Extracted data entries
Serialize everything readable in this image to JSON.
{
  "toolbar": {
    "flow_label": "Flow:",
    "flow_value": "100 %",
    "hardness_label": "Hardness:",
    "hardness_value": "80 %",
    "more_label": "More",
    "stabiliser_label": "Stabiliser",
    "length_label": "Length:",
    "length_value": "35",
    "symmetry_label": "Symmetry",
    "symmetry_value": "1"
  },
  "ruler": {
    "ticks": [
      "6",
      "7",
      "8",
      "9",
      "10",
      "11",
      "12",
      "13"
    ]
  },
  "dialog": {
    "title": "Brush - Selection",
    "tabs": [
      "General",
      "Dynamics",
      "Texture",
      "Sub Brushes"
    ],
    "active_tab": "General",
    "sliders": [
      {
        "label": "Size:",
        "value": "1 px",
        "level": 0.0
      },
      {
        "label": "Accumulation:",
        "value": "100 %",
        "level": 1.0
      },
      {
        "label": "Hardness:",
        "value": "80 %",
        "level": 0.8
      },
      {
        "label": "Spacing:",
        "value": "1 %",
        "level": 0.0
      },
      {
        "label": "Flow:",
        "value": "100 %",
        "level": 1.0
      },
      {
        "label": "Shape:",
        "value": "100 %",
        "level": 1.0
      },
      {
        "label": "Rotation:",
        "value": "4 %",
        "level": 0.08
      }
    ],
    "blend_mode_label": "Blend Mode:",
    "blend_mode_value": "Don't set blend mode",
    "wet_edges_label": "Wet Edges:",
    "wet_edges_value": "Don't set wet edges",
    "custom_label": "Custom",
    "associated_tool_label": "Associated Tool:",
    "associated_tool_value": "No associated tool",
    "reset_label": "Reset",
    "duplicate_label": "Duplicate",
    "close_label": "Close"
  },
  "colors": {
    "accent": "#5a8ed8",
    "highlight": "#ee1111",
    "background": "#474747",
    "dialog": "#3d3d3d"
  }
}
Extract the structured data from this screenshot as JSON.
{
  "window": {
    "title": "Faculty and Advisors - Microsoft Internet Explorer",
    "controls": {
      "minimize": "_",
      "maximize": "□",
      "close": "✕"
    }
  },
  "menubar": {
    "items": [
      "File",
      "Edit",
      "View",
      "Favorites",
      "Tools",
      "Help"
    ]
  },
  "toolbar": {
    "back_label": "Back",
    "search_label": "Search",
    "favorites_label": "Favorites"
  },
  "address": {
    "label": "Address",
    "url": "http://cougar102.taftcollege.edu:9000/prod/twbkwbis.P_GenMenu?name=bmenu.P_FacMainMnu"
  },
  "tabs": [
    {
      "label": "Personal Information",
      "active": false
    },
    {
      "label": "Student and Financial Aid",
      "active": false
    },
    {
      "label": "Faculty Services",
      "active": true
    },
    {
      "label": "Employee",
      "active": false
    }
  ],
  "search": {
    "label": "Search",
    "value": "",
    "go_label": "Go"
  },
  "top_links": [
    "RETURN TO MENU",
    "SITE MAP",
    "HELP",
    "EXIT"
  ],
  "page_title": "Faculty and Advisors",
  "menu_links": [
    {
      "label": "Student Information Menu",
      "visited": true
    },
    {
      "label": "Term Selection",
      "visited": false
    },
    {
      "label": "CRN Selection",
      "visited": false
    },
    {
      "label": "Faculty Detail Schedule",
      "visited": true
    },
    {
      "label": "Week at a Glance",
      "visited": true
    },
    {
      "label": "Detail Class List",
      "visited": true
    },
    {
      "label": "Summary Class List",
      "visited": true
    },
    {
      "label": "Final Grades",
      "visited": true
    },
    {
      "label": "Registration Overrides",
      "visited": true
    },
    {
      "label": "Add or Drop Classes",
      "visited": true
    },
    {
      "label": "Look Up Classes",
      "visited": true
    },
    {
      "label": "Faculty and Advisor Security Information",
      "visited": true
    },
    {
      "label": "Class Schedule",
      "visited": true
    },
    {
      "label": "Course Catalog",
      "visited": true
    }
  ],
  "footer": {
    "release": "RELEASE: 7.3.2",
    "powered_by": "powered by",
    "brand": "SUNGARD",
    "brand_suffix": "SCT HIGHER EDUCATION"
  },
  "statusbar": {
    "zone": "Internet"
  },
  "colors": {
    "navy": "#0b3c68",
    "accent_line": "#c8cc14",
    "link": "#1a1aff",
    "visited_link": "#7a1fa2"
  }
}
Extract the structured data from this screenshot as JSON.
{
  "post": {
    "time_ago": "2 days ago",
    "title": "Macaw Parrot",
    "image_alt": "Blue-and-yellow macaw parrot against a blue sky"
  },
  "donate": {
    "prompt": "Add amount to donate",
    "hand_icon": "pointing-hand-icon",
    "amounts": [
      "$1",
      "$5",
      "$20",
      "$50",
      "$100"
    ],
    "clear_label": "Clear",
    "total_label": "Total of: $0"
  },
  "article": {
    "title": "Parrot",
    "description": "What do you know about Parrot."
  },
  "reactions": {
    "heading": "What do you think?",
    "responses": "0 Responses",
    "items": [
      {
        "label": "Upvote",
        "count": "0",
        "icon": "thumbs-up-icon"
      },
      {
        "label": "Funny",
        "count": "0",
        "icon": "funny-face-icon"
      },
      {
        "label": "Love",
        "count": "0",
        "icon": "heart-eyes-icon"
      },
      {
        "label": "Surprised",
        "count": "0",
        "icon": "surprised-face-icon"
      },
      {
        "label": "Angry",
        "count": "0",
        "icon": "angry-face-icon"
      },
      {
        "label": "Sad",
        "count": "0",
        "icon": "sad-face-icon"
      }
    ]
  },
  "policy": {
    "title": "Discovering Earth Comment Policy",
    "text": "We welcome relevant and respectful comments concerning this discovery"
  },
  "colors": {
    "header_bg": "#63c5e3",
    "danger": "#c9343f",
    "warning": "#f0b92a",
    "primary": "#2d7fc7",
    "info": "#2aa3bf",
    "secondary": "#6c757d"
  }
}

▸ Work to do
Retype the records in full. Keep every line identical to the original.

▸ Result
Serialize everything readable in this image to JSON.
{
  "toolbar": {
    "flow_label": "Flow:",
    "flow_value": "100 %",
    "hardness_label": "Hardness:",
    "hardness_value": "80 %",
    "more_label": "More",
    "stabiliser_label": "Stabiliser",
    "length_label": "Length:",
    "length_value": "35",
    "symmetry_label": "Symmetry",
    "symmetry_value": "1"
  },
  "ruler": {
    "ticks": [
      "6",
      "7",
      "8",
      "9",
      "10",
      "11",
      "12",
      "13"
    ]
  },
  "dialog": {
    "title": "Brush - Selection",
    "tabs": [
      "General",
      "Dynamics",
      "Texture",
      "Sub Brushes"
    ],
    "active_tab": "General",
    "sliders": [
      {
        "label": "Size:",
        "value": "1 px",
        "level": 0.0
      },
      {
        "label": "Accumulation:",
        "value": "100 %",
        "level": 1.0
      },
      {
        "label": "Hardness:",
        "value": "80 %",
        "level": 0.8
      },
      {
        "label": "Spacing:",
        "value": "1 %",
        "level": 0.0
      },
      {
        "label": "Flow:",
        "value": "100 %",
        "level": 1.0
      },
      {
        "label": "Shape:",
        "value": "100 %",
        "level": 1.0
      },
      {
        "label": "Rotation:",
        "value": "4 %",
        "level": 0.08
      }
    ],
    "blend_mode_label": "Blend Mode:",
    "blend_mode_value": "Don't set blend mode",
    "wet_edges_label": "Wet Edges:",
    "wet_edges_value": "Don't set wet edges",
    "custom_label": "Custom",
    "associated_tool_label": "Associated Tool:",
    "associated_tool_value": "No associated tool",
    "reset_label": "Reset",
    "duplicate_label": "Duplicate",
    "close_label": "Close"
  },
  "colors": {
    "accent": "#5a8ed8",
    "highlight": "#ee1111",
    "background": "#474747",
    "dialog": "#3d3d3d"
  }
}
Extract the structured data from this screenshot as JSON.
{
  "window": {
    "title": "Faculty and Advisors - Microsoft Internet Explorer",
    "controls": {
      "minimize": "_",
      "maximize": "□",
      "close": "✕"
    }
  },
  "menubar": {
    "items": [
      "File",
      "Edit",
      "View",
      "Favorites",
      "Tools",
      "Help"
    ]
  },
  "toolbar": {
    "back_label": "Back",
    "search_label": "Search",
    "favorites_label": "Favorites"
  },
  "address": {
    "label": "Address",
    "url": "http://cougar102.taftcollege.edu:9000/prod/twbkwbis.P_GenMenu?name=bmenu.P_FacMainMnu"
  },
  "tabs": [
    {
      "label": "Personal Information",
      "active": false
    },
    {
      "label": "Student and Financial Aid",
      "active": false
    },
    {
      "label": "Faculty Services",
      "active": true
    },
    {
      "label": "Employee",
      "active": false
    }
  ],
  "search": {
    "label": "Search",
    "value": "",
    "go_label": "Go"
  },
  "top_links": [
    "RETURN TO MENU",
    "SITE MAP",
    "HELP",
    "EXIT"
  ],
  "page_title": "Faculty and Advisors",
  "menu_links": [
    {
      "label": "Student Information Menu",
      "visited": true
    },
    {
      "label": "Term Selection",
      "visited": false
    },
    {
      "label": "CRN Selection",
      "visited": false
    },
    {
      "label": "Faculty Detail Schedule",
      "visited": true
    },
    {
      "label": "Week at a Glance",
      "visited": true
    },
    {
      "label": "Detail Class List",
      "visited": true
    },
    {
      "label": "Summary Class List",
      "visited": true
    },
    {
      "label": "Final Grades",
      "visited": true
    },
    {
      "label": "Registration Overrides",
      "visited": true
    },
    {
      "label": "Add or Drop Classes",
      "visited": true
    },
    {
      "label": "Look Up Classes",
      "visited": true
    },
    {
      "label": "Faculty and Advisor Security Information",
      "visited": true
    },
    {
      "label": "Class Schedule",
      "visited": true
    },
    {
      "label": "Course Catalog",
      "visited": true
    }
  ],
  "footer": {
    "release": "RELEASE: 7.3.2",
    "powered_by": "powered by",
    "brand": "SUNGARD",
    "brand_suffix": "SCT HIGHER EDUCATION"
  },
  "statusbar": {
    "zone": "Internet"
  },
  "colors": {
    "navy": "#0b3c68",
    "accent_line": "#c8cc14",
    "link": "#1a1aff",
    "visited_link": "#7a1fa2"
  }
}
Extract the structured data from this screenshot as JSON.
{
  "post": {
    "time_ago": "2 days ago",
    "title": "Macaw Parrot",
    "image_alt": "Blue-and-yellow macaw parrot against a blue sky"
  },
  "donate": {
    "prompt": "Add amount to donate",
    "hand_icon": "pointing-hand-icon",
    "amounts": [
      "$1",
      "$5",
      "$20",
      "$50",
      "$100"
    ],
    "clear_label": "Clear",
    "total_label": "Total of: $0"
  },
  "article": {
    "title": "Parrot",
    "description": "What do you know about Parrot."
  },
  "reactions": {
    "heading": "What do you think?",
    "responses": "0 Responses",
    "items": [
      {
        "label": "Upvote",
        "count": "0",
        "icon": "thumbs-up-icon"
      },
      {
        "label": "Funny",
        "count": "0",
        "icon": "funny-face-icon"
      },
      {
        "label": "Love",
        "count": "0",
        "icon": "heart-eyes-icon"
      },
      {
        "label": "Surprised",
        "count": "0",
        "icon": "surprised-face-icon"
      },
      {
        "label": "Angry",
        "count": "0",
        "icon": "angry-face-icon"
      },
      {
        "label": "Sad",
        "count": "0",
        "icon": "sad-face-icon"
      }
    ]
  },
  "policy": {
    "title": "Discovering Earth Comment Policy",
    "text": "We welcome relevant and respectful comments concerning this discovery"
  },
  "colors": {
    "header_bg": "#63c5e3",
    "danger": "#c9343f",
    "warning": "#f0b92a",
    "primary": "#2d7fc7",
    "info": "#2aa3bf",
    "secondary": "#6c757d"
  }
}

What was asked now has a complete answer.